Goal
Identify all lines below that hold "érkezik" and collect them.

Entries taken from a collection
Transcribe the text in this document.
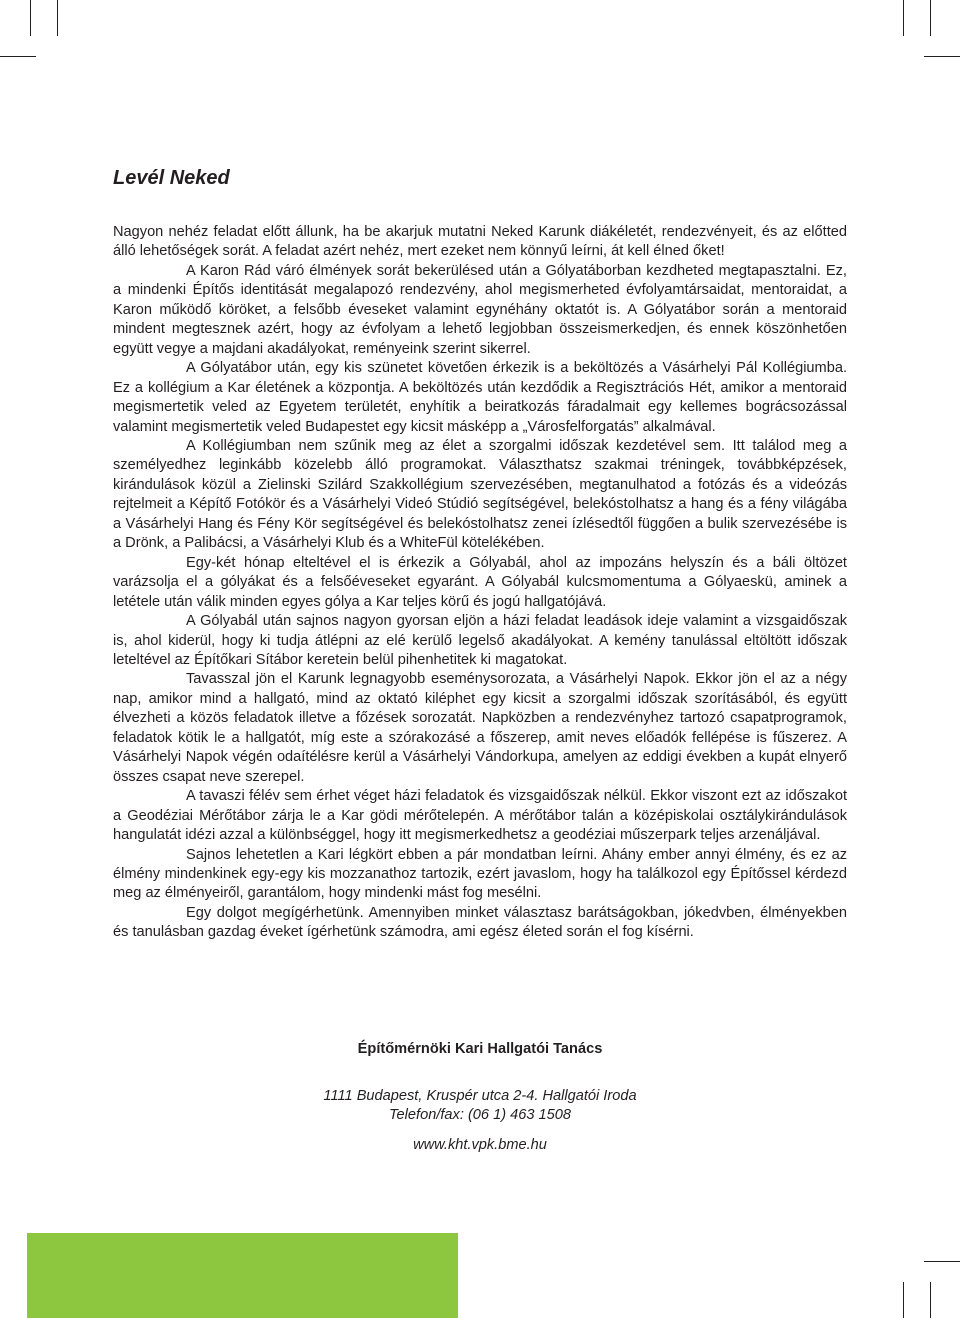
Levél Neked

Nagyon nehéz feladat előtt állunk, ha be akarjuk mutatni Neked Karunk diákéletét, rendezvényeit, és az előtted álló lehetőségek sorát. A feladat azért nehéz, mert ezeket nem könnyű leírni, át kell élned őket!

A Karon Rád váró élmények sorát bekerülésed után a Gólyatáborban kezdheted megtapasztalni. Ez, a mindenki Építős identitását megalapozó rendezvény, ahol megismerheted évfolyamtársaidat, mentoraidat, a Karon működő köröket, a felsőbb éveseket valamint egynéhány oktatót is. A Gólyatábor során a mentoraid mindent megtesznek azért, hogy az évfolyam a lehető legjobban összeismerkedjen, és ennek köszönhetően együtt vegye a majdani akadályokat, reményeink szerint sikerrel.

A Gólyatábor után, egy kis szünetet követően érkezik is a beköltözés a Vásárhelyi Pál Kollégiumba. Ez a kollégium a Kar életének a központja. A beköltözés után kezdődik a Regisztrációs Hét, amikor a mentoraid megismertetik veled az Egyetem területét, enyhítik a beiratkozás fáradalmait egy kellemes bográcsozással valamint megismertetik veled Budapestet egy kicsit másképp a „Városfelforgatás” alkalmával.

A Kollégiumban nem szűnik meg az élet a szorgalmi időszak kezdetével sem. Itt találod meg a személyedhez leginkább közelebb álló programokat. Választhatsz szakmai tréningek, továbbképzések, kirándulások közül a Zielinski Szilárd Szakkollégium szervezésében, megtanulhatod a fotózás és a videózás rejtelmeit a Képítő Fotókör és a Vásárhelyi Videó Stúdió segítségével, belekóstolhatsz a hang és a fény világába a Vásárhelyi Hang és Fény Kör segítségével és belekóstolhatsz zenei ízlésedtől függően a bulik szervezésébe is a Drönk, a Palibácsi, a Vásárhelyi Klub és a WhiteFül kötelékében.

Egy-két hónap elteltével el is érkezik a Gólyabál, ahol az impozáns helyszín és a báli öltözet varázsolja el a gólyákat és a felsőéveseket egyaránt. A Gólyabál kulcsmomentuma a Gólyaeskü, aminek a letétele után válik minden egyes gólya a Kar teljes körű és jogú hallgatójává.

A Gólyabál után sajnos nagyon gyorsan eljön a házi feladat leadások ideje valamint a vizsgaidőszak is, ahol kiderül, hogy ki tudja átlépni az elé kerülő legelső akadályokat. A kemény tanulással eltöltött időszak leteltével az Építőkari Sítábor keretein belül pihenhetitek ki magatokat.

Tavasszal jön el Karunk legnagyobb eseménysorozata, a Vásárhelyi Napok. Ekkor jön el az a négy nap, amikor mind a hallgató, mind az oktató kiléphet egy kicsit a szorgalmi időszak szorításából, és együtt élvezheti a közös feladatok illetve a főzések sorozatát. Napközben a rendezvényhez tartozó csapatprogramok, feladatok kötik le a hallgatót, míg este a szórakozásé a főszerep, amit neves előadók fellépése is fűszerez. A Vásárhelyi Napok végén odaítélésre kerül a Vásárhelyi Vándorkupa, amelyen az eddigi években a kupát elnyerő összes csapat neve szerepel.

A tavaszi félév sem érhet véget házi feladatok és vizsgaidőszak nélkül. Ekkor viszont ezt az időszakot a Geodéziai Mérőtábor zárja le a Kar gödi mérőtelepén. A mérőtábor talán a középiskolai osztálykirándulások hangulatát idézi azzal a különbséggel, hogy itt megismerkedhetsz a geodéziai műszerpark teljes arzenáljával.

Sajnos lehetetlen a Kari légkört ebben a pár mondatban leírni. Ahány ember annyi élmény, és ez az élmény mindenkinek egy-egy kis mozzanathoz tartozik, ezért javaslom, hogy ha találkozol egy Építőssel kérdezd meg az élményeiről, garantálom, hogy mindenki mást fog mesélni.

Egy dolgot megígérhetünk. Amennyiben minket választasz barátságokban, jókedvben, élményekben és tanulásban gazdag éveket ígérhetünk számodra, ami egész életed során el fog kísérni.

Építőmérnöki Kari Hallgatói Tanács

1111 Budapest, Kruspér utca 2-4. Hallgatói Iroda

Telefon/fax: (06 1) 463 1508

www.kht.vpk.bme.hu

==

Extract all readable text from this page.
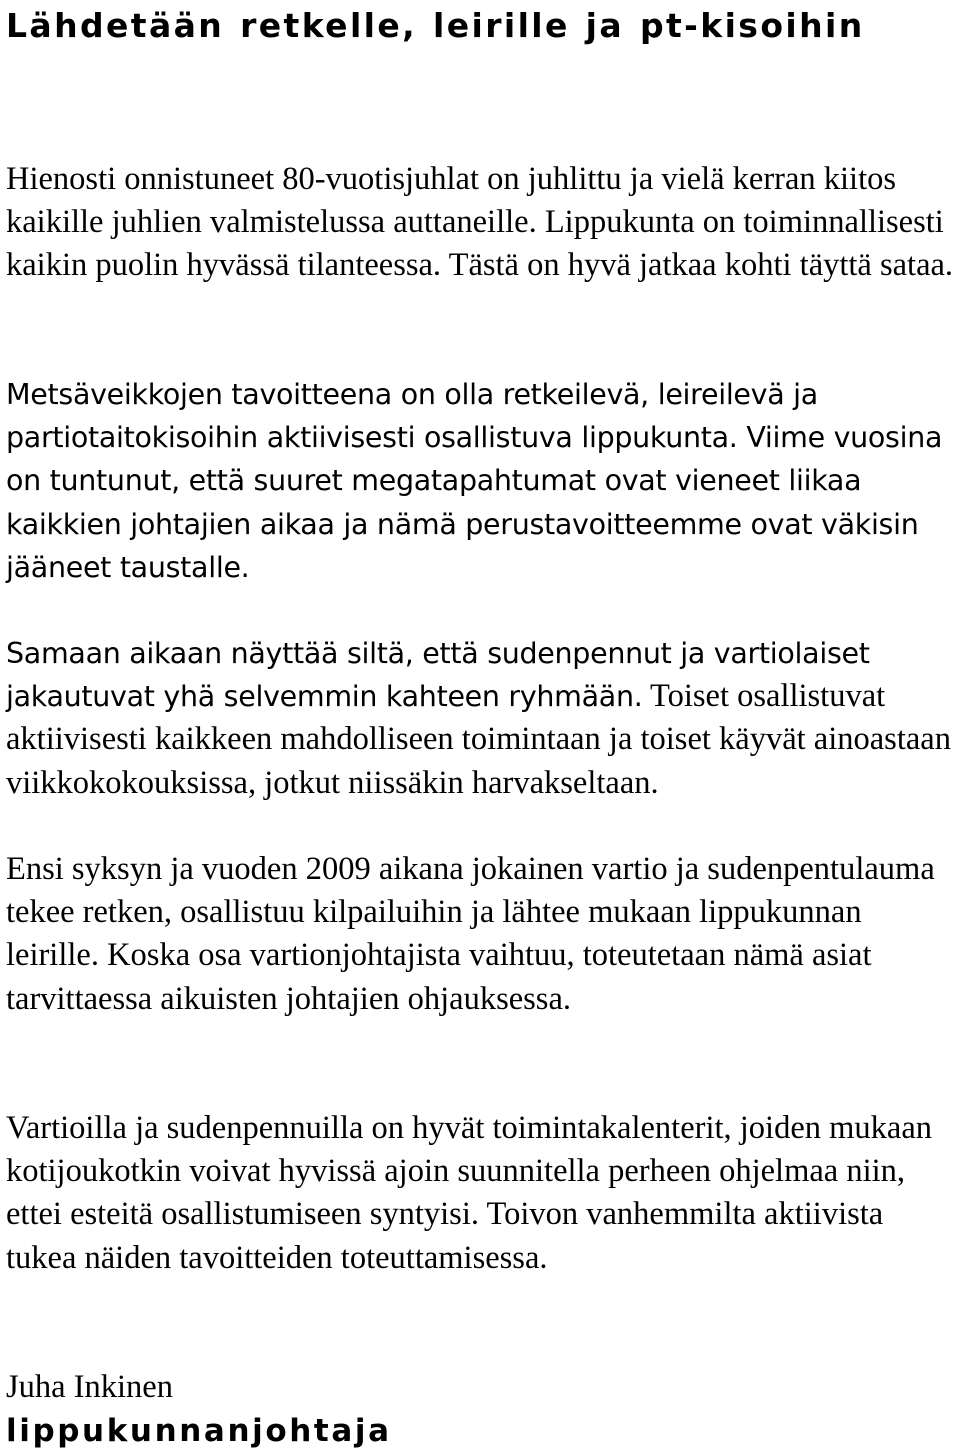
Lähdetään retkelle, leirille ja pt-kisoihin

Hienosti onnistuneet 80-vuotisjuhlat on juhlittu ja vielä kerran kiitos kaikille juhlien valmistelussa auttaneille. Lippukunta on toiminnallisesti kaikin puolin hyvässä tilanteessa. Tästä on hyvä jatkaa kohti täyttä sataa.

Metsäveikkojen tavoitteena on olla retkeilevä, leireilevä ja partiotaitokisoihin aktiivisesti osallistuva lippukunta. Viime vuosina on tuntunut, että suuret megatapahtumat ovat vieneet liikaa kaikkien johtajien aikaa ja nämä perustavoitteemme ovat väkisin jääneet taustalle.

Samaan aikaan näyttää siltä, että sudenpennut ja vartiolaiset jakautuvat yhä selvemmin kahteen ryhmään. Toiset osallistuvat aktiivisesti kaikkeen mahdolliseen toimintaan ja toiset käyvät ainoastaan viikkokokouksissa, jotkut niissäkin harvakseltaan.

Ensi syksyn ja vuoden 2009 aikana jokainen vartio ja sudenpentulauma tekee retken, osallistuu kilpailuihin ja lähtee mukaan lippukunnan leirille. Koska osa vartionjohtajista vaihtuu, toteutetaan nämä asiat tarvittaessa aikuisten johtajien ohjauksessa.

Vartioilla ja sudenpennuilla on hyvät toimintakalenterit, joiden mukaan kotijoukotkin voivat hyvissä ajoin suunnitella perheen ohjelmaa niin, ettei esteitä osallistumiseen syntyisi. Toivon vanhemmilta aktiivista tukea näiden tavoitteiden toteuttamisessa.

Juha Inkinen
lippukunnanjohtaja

Answer to this exercise
A Gólyatábor után, egy kis szünetet követően érkezik is a beköltözés a Vásárhelyi Pál Kollégiumba. Ez a kollégium a Kar életének a központja. A beköltözés után kezdődik a Regisztrációs Hét, amikor a mentoraid megismertetik veled az Egyetem területét, enyhítik a beiratkozás fáradalmait egy kellemes bográcsozással valamint megismertetik veled Budapestet egy kicsit másképp a „Városfelforgatás” alkalmával.
Egy-két hónap elteltével el is érkezik a Gólyabál, ahol az impozáns helyszín és a báli öltözet varázsolja el a gólyákat és a felsőéveseket egyaránt. A Gólyabál kulcsmomentuma a Gólyaeskü, aminek a letétele után válik minden egyes gólya a Kar teljes körű és jogú hallgatójává.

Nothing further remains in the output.